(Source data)
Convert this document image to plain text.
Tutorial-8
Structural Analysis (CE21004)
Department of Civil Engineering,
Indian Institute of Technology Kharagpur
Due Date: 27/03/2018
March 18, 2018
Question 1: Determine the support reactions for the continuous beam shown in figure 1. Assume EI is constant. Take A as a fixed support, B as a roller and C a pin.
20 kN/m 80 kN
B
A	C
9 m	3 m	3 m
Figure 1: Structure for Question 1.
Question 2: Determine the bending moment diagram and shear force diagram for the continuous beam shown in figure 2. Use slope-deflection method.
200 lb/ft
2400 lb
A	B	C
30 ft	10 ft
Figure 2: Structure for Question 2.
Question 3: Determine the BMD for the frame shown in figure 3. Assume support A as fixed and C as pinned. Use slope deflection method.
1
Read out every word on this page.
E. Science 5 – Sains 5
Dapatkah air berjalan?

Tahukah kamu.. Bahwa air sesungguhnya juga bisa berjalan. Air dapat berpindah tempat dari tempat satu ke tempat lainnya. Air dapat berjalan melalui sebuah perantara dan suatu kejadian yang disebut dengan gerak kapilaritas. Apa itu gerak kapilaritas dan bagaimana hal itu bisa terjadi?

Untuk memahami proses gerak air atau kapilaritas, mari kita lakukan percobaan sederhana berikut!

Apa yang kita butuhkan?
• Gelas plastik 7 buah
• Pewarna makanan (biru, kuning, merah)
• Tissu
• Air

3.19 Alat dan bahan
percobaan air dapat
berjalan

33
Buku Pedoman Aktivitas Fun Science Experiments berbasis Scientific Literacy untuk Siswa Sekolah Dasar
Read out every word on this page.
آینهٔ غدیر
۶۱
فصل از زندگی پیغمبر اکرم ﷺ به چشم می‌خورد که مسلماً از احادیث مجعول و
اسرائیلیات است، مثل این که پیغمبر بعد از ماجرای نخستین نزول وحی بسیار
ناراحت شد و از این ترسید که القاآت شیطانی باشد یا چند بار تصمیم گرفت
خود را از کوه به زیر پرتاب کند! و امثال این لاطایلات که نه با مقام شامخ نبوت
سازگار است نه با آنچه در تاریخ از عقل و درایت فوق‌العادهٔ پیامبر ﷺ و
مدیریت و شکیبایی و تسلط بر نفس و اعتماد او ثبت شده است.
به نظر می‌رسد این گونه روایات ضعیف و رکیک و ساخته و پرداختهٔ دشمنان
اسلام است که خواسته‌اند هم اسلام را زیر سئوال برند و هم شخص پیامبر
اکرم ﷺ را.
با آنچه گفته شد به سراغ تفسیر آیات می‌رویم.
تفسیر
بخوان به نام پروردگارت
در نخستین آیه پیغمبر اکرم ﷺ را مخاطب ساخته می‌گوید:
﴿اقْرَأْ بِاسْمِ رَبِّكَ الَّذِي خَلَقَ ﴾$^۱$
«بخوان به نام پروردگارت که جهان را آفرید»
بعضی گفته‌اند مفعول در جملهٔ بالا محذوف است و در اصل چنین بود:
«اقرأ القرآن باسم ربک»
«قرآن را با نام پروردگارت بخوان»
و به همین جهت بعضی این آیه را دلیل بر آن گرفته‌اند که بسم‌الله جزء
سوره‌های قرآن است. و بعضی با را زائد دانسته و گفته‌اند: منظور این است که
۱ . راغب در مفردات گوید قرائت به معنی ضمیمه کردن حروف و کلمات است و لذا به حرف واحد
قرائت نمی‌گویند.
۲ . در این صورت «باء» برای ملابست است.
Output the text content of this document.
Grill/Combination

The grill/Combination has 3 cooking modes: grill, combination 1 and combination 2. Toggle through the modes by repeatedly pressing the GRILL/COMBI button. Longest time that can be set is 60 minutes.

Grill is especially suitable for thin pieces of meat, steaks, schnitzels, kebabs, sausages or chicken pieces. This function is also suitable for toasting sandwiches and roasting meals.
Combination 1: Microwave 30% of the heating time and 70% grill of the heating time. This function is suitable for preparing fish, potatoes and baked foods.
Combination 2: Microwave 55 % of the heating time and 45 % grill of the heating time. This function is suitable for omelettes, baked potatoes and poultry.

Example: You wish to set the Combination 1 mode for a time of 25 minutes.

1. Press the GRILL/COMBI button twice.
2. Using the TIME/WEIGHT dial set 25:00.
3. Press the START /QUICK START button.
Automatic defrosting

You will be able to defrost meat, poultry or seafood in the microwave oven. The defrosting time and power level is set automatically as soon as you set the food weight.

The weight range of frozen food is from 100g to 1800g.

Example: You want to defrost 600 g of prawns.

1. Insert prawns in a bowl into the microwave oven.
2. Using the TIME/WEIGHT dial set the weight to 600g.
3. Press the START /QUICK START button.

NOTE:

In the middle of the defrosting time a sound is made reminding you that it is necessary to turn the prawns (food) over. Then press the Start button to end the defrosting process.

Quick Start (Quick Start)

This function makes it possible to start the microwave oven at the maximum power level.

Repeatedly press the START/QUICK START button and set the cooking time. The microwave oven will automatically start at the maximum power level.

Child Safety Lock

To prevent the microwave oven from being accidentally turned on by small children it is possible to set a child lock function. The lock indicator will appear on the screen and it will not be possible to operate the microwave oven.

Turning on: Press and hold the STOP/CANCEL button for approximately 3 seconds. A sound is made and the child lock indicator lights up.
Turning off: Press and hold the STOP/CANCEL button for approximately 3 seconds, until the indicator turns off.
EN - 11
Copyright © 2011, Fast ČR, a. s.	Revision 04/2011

▶ **Your task**: Everything in the listing above should be restated exactly.

▶ **Full response**:
Convert this document image to plain text.
Tutorial-8
Structural Analysis (CE21004)
Department of Civil Engineering,
Indian Institute of Technology Kharagpur
Due Date: 27/03/2018
March 18, 2018
Question 1: Determine the support reactions for the continuous beam shown in figure 1. Assume EI is constant. Take A as a fixed support, B as a roller and C a pin.
20 kN/m 80 kN
B
A	C
9 m	3 m	3 m
Figure 1: Structure for Question 1.
Question 2: Determine the bending moment diagram and shear force diagram for the continuous beam shown in figure 2. Use slope-deflection method.
200 lb/ft
2400 lb
A	B	C
30 ft	10 ft
Figure 2: Structure for Question 2.
Question 3: Determine the BMD for the frame shown in figure 3. Assume support A as fixed and C as pinned. Use slope deflection method.
1
Read out every word on this page.
E. Science 5 – Sains 5
Dapatkah air berjalan?

Tahukah kamu.. Bahwa air sesungguhnya juga bisa berjalan. Air dapat berpindah tempat dari tempat satu ke tempat lainnya. Air dapat berjalan melalui sebuah perantara dan suatu kejadian yang disebut dengan gerak kapilaritas. Apa itu gerak kapilaritas dan bagaimana hal itu bisa terjadi?

Untuk memahami proses gerak air atau kapilaritas, mari kita lakukan percobaan sederhana berikut!

Apa yang kita butuhkan?
• Gelas plastik 7 buah
• Pewarna makanan (biru, kuning, merah)
• Tissu
• Air

3.19 Alat dan bahan
percobaan air dapat
berjalan

33
Buku Pedoman Aktivitas Fun Science Experiments berbasis Scientific Literacy untuk Siswa Sekolah Dasar
Read out every word on this page.
آینهٔ غدیر
۶۱
فصل از زندگی پیغمبر اکرم ﷺ به چشم می‌خورد که مسلماً از احادیث مجعول و
اسرائیلیات است، مثل این که پیغمبر بعد از ماجرای نخستین نزول وحی بسیار
ناراحت شد و از این ترسید که القاآت شیطانی باشد یا چند بار تصمیم گرفت
خود را از کوه به زیر پرتاب کند! و امثال این لاطایلات که نه با مقام شامخ نبوت
سازگار است نه با آنچه در تاریخ از عقل و درایت فوق‌العادهٔ پیامبر ﷺ و
مدیریت و شکیبایی و تسلط بر نفس و اعتماد او ثبت شده است.
به نظر می‌رسد این گونه روایات ضعیف و رکیک و ساخته و پرداختهٔ دشمنان
اسلام است که خواسته‌اند هم اسلام را زیر سئوال برند و هم شخص پیامبر
اکرم ﷺ را.
با آنچه گفته شد به سراغ تفسیر آیات می‌رویم.
تفسیر
بخوان به نام پروردگارت
در نخستین آیه پیغمبر اکرم ﷺ را مخاطب ساخته می‌گوید:
﴿اقْرَأْ بِاسْمِ رَبِّكَ الَّذِي خَلَقَ ﴾$^۱$
«بخوان به نام پروردگارت که جهان را آفرید»
بعضی گفته‌اند مفعول در جملهٔ بالا محذوف است و در اصل چنین بود:
«اقرأ القرآن باسم ربک»
«قرآن را با نام پروردگارت بخوان»
و به همین جهت بعضی این آیه را دلیل بر آن گرفته‌اند که بسم‌الله جزء
سوره‌های قرآن است. و بعضی با را زائد دانسته و گفته‌اند: منظور این است که
۱ . راغب در مفردات گوید قرائت به معنی ضمیمه کردن حروف و کلمات است و لذا به حرف واحد
قرائت نمی‌گویند.
۲ . در این صورت «باء» برای ملابست است.
Output the text content of this document.
Grill/Combination

The grill/Combination has 3 cooking modes: grill, combination 1 and combination 2. Toggle through the modes by repeatedly pressing the GRILL/COMBI button. Longest time that can be set is 60 minutes.

Grill is especially suitable for thin pieces of meat, steaks, schnitzels, kebabs, sausages or chicken pieces. This function is also suitable for toasting sandwiches and roasting meals.
Combination 1: Microwave 30% of the heating time and 70% grill of the heating time. This function is suitable for preparing fish, potatoes and baked foods.
Combination 2: Microwave 55 % of the heating time and 45 % grill of the heating time. This function is suitable for omelettes, baked potatoes and poultry.

Example: You wish to set the Combination 1 mode for a time of 25 minutes.

1. Press the GRILL/COMBI button twice.
2. Using the TIME/WEIGHT dial set 25:00.
3. Press the START /QUICK START button.
Automatic defrosting

You will be able to defrost meat, poultry or seafood in the microwave oven. The defrosting time and power level is set automatically as soon as you set the food weight.

The weight range of frozen food is from 100g to 1800g.

Example: You want to defrost 600 g of prawns.

1. Insert prawns in a bowl into the microwave oven.
2. Using the TIME/WEIGHT dial set the weight to 600g.
3. Press the START /QUICK START button.

NOTE:

In the middle of the defrosting time a sound is made reminding you that it is necessary to turn the prawns (food) over. Then press the Start button to end the defrosting process.

Quick Start (Quick Start)

This function makes it possible to start the microwave oven at the maximum power level.

Repeatedly press the START/QUICK START button and set the cooking time. The microwave oven will automatically start at the maximum power level.

Child Safety Lock

To prevent the microwave oven from being accidentally turned on by small children it is possible to set a child lock function. The lock indicator will appear on the screen and it will not be possible to operate the microwave oven.

Turning on: Press and hold the STOP/CANCEL button for approximately 3 seconds. A sound is made and the child lock indicator lights up.
Turning off: Press and hold the STOP/CANCEL button for approximately 3 seconds, until the indicator turns off.
EN - 11
Copyright © 2011, Fast ČR, a. s.	Revision 04/2011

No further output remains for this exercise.